→ PROBLEM DETAILS: Which lines hold the word "document"? Copy each of them.

→ ENTRIES:
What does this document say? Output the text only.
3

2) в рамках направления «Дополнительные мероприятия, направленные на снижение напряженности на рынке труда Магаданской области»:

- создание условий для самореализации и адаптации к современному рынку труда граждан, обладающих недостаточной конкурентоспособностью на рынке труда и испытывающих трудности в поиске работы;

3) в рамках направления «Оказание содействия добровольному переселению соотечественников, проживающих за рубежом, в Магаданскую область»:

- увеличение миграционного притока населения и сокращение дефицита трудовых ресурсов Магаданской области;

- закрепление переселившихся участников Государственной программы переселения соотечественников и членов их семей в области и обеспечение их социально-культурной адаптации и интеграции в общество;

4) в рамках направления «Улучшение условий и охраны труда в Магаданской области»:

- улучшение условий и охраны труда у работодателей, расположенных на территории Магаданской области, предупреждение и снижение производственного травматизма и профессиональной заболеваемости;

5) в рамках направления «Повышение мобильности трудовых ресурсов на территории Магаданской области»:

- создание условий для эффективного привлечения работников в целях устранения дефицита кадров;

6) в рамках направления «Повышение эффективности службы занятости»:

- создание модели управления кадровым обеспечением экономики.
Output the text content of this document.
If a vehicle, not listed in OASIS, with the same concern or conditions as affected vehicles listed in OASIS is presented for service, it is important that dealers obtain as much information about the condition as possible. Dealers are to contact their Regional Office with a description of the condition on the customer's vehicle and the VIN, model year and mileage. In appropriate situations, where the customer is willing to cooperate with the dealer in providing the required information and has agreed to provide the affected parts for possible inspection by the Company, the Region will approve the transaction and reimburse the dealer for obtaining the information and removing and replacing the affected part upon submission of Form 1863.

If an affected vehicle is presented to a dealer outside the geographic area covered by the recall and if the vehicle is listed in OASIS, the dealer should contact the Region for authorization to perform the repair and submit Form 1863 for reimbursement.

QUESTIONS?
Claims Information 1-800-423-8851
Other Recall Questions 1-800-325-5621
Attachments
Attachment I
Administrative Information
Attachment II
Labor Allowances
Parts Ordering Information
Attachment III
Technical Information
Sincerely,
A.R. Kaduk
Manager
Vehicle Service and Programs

→ WORKED SOLUTION:
What does this document say? Output the text only.
Output the text content of this document.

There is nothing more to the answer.